Count every line below in which "ThinkServer" occurs, then give only the count.

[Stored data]
%%

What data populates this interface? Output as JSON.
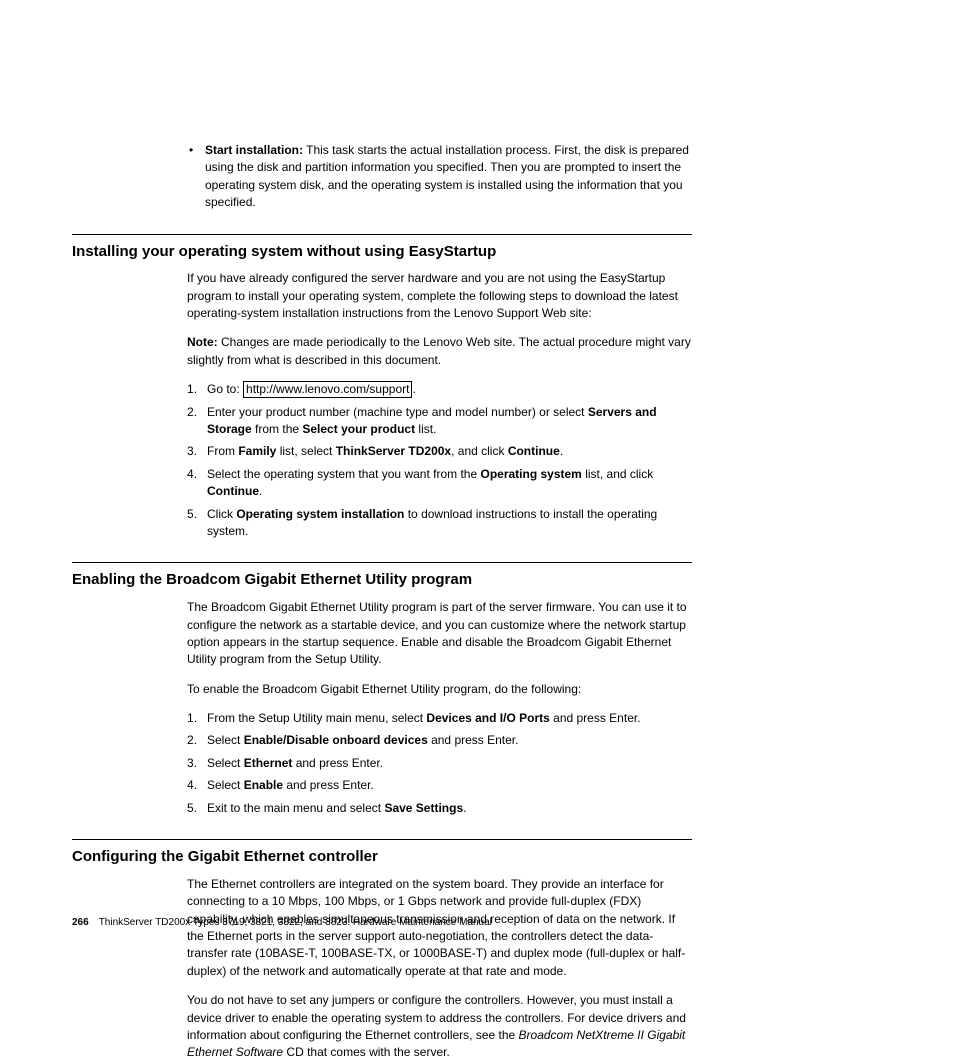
{
  "bullet": {
    "label": "Start installation:",
    "text": " This task starts the actual installation process. First, the disk is prepared using the disk and partition information you specified. Then you are prompted to insert the operating system disk, and the operating system is installed using the information that you specified."
  },
  "s1": {
    "title": "Installing your operating system without using EasyStartup",
    "intro": "If you have already configured the server hardware and you are not using the EasyStartup program to install your operating system, complete the following steps to download the latest operating-system installation instructions from the Lenovo Support Web site:",
    "note_label": "Note:",
    "note_text": "  Changes are made periodically to the Lenovo Web site. The actual procedure might vary slightly from what is described in this document.",
    "steps": {
      "s1a": "Go to: ",
      "s1b": "http://www.lenovo.com/support",
      "s1c": ".",
      "s2a": "Enter your product number (machine type and model number) or select ",
      "s2b": "Servers and Storage",
      "s2c": " from the ",
      "s2d": "Select your product",
      "s2e": " list.",
      "s3a": "From ",
      "s3b": "Family",
      "s3c": " list, select ",
      "s3d": "ThinkServer TD200x",
      "s3e": ", and click ",
      "s3f": "Continue",
      "s3g": ".",
      "s4a": "Select the operating system that you want from the ",
      "s4b": "Operating system",
      "s4c": " list, and click ",
      "s4d": "Continue",
      "s4e": ".",
      "s5a": "Click ",
      "s5b": "Operating system installation",
      "s5c": " to download instructions to install the operating system."
    }
  },
  "s2": {
    "title": "Enabling the Broadcom Gigabit Ethernet Utility program",
    "intro": "The Broadcom Gigabit Ethernet Utility program is part of the server firmware. You can use it to configure the network as a startable device, and you can customize where the network startup option appears in the startup sequence. Enable and disable the Broadcom Gigabit Ethernet Utility program from the Setup Utility.",
    "lead": "To enable the Broadcom Gigabit Ethernet Utility program, do the following:",
    "steps": {
      "s1a": "From the Setup Utility main menu, select ",
      "s1b": "Devices and I/O Ports",
      "s1c": " and press Enter.",
      "s2a": "Select ",
      "s2b": "Enable/Disable onboard devices",
      "s2c": " and press Enter.",
      "s3a": "Select ",
      "s3b": "Ethernet",
      "s3c": " and press Enter.",
      "s4a": "Select ",
      "s4b": "Enable",
      "s4c": " and press Enter.",
      "s5a": "Exit to the main menu and select ",
      "s5b": "Save Settings",
      "s5c": "."
    }
  },
  "s3": {
    "title": "Configuring the Gigabit Ethernet controller",
    "p1": "The Ethernet controllers are integrated on the system board. They provide an interface for connecting to a 10 Mbps, 100 Mbps, or 1 Gbps network and provide full-duplex (FDX) capability, which enables simultaneous transmission and reception of data on the network. If the Ethernet ports in the server support auto-negotiation, the controllers detect the data-transfer rate (10BASE-T, 100BASE-TX, or 1000BASE-T) and duplex mode (full-duplex or half-duplex) of the network and automatically operate at that rate and mode.",
    "p2a": "You do not have to set any jumpers or configure the controllers. However, you must install a device driver to enable the operating system to address the controllers. For device drivers and information about configuring the Ethernet controllers, see the ",
    "p2b": "Broadcom NetXtreme II Gigabit Ethernet Software",
    "p2c": " CD that comes with the server."
  },
  "footer": {
    "page": "266",
    "text": "ThinkServer TD200x Types 3719, 3821, 3822, and 3823:  Hardware Maintenance Manual"
  }
}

%%

# SOLUTION FOR THIS TASK
2